= TEXT =
Introduction by Croakey: In the run up to the federal budget on 29 March and an election by 21 May, what health issues do Croakey readers want to see elevated in national debate?

As we mark Medicare’s 38th birthday this week, we are keen to hear your health reform wish-list. Linda Doherty has compiled the conversation-starters below, and we will publish more such submissions in coming weeks.


A renewed commitment to Medicare

Australian Healthcare & Hospitals Association

Acting CEO Kylie Woolcock

Health has been at the forefront of public policy issues for most of the Morrison Government’s current term, first with the 2019 bushfires and then with the pandemic. Most of the policy work has been reactive. Proactive policy-making has been focused on a series of plans and agreements, such as the National Health Reform Agreement and the National Preventive Health Strategy, but without the necessary funding for implementation and often a shift of responsibility from the Commonwealth to the states and to individuals. A renewed commitment to Medicare and universal healthcare, including ensuring adequate funding for public services and addressing out-of-pocket costs, should be a focus, as should health workforce planning and investment, particularly in areas of significant need such as the aged care sector and in rural areas.

We’d like to see an injection of funding for public hospitals and emergency services that have been significantly impacted, not only by surges in demand during the pandemic, but through changes to the way all care is provided. We’d also like to see additional funding for general practice, which has been left to support communities without appropriate resourcing; for rural communities which remain seriously under-served; for mental health services; and for the aged and disability care sectors. Growing out-of-pocket costs and the lack of investment in public oral health services are ongoing systemic issues requiring funding commitments.

An immediate practical requirement is funding for rapid antigen tests so that all Australians can access these, not just those who have a concession card or can afford the inflated costs being charged by some retailers. Funded community care for people with COVID and Long COVID is also needed – for example for oximeters, for nursing support, for allied health services. We can’t have a healthy economy if we don’t have a healthy community and a healthy workforce.

= MATERIAL SUPPLIED =

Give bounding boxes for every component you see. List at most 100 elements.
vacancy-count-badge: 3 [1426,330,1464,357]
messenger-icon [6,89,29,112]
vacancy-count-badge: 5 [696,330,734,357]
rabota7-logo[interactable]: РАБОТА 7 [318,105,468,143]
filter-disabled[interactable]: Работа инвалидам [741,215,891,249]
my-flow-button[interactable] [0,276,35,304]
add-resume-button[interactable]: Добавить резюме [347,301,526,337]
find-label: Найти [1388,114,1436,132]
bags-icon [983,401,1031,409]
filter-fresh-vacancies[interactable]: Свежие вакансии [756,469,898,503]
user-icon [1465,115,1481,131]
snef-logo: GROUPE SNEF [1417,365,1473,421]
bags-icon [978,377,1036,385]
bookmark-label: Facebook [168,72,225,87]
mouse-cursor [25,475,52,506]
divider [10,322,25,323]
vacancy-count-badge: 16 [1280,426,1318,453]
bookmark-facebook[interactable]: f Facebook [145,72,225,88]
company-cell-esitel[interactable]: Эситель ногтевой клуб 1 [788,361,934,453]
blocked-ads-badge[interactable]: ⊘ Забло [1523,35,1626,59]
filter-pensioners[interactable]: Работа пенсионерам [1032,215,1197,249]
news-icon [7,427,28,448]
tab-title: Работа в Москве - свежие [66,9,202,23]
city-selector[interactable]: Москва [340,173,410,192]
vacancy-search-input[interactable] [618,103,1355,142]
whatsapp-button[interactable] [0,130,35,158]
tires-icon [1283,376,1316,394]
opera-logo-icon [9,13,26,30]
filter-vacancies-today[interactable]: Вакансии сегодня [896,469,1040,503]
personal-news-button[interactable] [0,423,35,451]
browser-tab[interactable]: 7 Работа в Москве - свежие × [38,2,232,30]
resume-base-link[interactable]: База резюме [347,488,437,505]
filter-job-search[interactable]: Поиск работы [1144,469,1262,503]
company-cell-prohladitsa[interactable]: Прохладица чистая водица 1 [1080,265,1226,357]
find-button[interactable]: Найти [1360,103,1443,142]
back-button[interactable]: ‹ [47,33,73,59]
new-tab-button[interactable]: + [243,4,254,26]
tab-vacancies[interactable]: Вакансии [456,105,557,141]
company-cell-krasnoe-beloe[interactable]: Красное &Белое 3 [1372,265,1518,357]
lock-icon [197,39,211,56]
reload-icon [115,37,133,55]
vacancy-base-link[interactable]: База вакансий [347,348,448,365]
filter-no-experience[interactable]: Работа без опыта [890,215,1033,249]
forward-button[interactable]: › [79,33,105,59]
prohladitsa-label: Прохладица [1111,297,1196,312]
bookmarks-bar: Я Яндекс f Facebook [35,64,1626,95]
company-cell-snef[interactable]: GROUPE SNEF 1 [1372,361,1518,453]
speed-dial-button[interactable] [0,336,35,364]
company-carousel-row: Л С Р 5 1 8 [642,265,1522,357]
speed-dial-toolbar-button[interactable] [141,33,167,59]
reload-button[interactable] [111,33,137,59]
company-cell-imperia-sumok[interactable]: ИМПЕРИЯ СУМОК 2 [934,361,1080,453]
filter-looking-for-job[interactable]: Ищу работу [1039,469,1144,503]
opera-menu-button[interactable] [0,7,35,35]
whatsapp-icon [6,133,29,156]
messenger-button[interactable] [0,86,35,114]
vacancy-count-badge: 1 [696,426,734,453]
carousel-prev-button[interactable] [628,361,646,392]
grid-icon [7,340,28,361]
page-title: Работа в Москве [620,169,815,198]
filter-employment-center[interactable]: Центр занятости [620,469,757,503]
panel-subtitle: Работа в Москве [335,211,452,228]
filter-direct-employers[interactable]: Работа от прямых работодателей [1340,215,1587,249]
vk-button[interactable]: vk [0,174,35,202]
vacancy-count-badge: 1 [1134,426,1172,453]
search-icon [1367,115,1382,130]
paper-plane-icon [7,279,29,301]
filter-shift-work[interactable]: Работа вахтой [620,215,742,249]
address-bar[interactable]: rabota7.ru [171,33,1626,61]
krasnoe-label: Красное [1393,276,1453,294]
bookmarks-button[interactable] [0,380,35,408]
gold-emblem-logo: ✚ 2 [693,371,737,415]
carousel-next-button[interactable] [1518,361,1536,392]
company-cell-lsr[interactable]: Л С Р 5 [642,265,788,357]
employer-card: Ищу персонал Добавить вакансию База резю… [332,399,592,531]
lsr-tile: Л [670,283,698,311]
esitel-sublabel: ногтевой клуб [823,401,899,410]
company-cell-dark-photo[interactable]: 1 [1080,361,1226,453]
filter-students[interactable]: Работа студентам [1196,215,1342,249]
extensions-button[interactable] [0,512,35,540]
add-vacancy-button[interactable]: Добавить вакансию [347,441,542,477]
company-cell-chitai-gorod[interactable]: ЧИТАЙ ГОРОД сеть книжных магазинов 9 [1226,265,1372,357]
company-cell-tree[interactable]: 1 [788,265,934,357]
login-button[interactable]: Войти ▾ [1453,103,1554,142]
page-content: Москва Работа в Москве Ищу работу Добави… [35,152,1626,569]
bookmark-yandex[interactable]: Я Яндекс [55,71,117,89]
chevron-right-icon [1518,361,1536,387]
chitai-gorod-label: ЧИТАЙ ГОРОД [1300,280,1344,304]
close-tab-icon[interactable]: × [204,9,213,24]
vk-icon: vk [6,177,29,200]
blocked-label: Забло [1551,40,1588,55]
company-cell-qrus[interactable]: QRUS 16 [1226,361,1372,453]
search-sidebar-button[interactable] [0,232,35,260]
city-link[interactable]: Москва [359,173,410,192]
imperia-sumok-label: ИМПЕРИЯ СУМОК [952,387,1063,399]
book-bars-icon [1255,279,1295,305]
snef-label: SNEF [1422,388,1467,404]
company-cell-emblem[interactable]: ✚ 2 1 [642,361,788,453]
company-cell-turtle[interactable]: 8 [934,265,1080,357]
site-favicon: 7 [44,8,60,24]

= WORK ITEM =
In the Medicare text, who is named as Acting CEO of the Australian Healthcare & Hospitals Association?

= RESPONSE BELOW =
Kylie Woolcock